• **Materials provided**
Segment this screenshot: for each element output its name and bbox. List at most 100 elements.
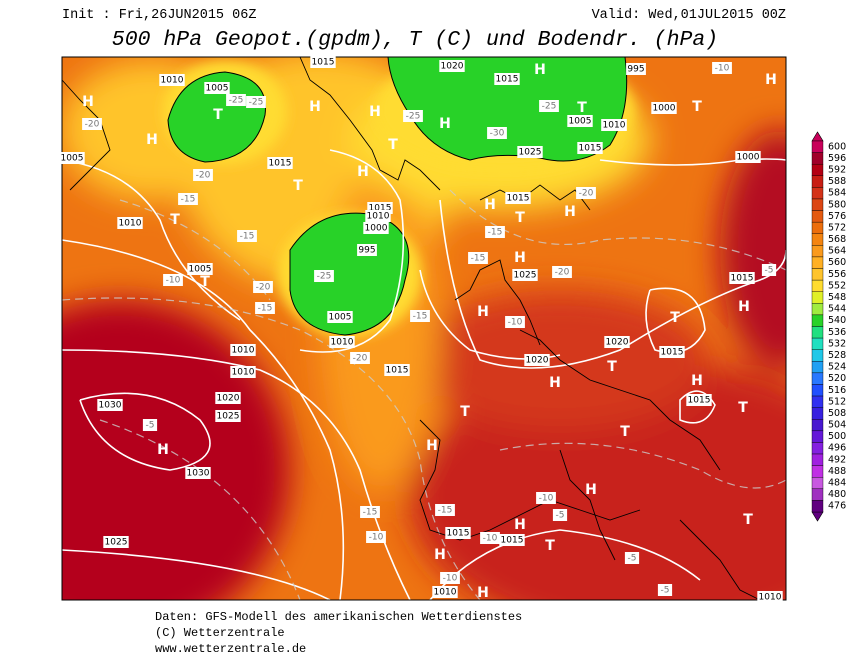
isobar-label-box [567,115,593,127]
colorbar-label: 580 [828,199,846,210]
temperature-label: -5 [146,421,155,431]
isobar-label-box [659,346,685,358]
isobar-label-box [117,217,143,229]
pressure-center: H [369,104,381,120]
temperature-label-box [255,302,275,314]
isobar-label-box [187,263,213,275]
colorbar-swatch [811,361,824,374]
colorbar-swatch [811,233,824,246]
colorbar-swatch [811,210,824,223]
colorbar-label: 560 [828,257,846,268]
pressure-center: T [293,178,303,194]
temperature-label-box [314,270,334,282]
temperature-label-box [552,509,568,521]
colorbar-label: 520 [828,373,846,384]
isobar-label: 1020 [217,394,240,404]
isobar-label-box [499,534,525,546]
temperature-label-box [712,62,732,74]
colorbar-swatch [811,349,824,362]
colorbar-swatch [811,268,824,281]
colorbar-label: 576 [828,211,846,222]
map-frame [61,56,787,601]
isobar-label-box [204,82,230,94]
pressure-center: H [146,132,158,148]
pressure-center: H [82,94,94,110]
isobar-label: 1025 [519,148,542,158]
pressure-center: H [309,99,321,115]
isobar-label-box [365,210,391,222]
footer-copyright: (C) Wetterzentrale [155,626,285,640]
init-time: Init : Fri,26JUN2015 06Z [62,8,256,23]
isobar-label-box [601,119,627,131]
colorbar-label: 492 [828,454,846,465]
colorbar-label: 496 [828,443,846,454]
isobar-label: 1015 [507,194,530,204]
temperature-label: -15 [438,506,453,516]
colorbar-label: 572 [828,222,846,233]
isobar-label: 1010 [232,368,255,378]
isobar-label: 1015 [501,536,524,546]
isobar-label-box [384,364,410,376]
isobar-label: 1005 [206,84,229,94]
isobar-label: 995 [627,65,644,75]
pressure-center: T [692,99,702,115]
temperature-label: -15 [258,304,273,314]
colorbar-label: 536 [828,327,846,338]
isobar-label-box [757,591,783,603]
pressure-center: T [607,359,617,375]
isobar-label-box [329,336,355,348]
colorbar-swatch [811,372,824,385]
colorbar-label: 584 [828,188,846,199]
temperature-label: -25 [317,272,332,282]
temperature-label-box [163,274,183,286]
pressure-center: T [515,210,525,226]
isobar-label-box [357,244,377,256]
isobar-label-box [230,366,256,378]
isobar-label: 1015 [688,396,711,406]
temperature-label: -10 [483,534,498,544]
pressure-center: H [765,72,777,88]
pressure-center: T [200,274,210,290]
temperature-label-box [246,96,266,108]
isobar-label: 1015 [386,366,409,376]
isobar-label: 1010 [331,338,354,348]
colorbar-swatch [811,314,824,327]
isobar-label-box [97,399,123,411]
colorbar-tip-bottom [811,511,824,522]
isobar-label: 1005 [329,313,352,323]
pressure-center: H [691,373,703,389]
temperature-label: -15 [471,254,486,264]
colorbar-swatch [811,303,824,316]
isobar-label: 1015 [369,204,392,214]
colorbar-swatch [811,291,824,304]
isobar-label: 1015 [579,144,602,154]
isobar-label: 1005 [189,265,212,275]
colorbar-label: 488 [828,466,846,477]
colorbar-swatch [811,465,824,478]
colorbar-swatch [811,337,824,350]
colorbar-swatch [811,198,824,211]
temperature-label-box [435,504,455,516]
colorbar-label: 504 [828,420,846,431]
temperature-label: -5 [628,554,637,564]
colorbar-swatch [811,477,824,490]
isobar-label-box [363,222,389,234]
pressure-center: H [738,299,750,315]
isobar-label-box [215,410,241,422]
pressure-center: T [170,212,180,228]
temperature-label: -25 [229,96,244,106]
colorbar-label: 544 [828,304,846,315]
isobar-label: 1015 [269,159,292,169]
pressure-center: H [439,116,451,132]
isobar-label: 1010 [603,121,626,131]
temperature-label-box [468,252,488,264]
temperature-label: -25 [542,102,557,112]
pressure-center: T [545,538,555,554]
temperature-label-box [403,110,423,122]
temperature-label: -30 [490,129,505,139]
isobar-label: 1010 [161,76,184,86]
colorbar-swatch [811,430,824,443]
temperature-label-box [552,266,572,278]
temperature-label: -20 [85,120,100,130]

---

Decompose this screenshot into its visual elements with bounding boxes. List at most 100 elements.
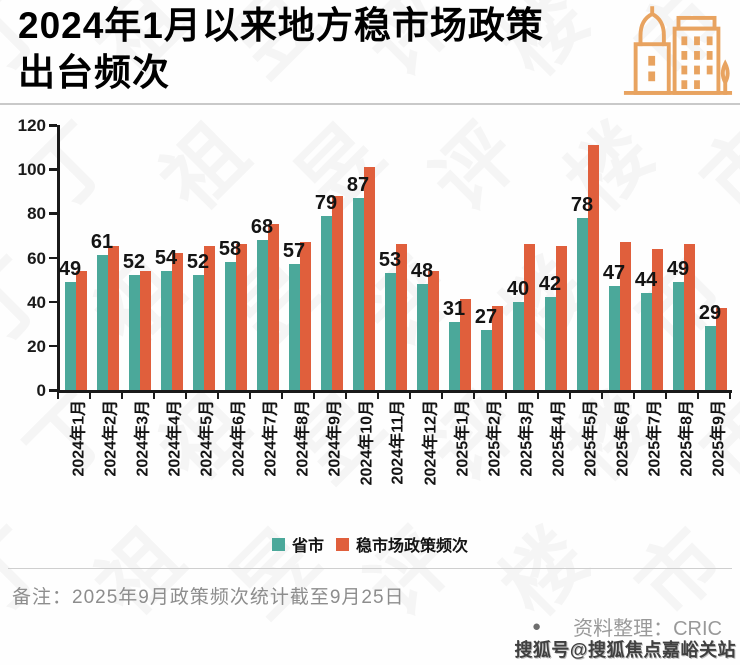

• **Objective**
Rewrite the material as a Markdown table with columns Row and Entry, one numbered row per line, starting at the line containing "Segment this screenshot: for" and ending at the line containing "temperature-label-box [712,62,732,74]". Leave out blank lines and the pictures.

• **Expected answer**
| Row | Entry |
|---|---|
| 1 | Segment this screenshot: for each element output its name and bbox. List at most 100 elements. |
| 2 | isobar-label-box [567,115,593,127] |
| 3 | colorbar-label: 580 [828,199,846,210] |
| 4 | temperature-label: -5 [146,421,155,431] |
| 5 | isobar-label-box [659,346,685,358] |
| 6 | isobar-label-box [117,217,143,229] |
| 7 | pressure-center: H [369,104,381,120] |
| 8 | temperature-label-box [255,302,275,314] |
| 9 | isobar-label-box [187,263,213,275] |
| 10 | colorbar-swatch [811,361,824,374] |
| 11 | colorbar-swatch [811,233,824,246] |
| 12 | colorbar-swatch [811,210,824,223] |
| 13 | colorbar-label: 560 [828,257,846,268] |
| 14 | pressure-center: T [293,178,303,194] |
| 15 | temperature-label-box [314,270,334,282] |
| 16 | temperature-label-box [552,509,568,521] |
| 17 | colorbar-label: 520 [828,373,846,384] |
| 18 | isobar-label: 1020 [217,394,240,404] |
| 19 | isobar-label-box [499,534,525,546] |
| 20 | temperature-label-box [712,62,732,74] |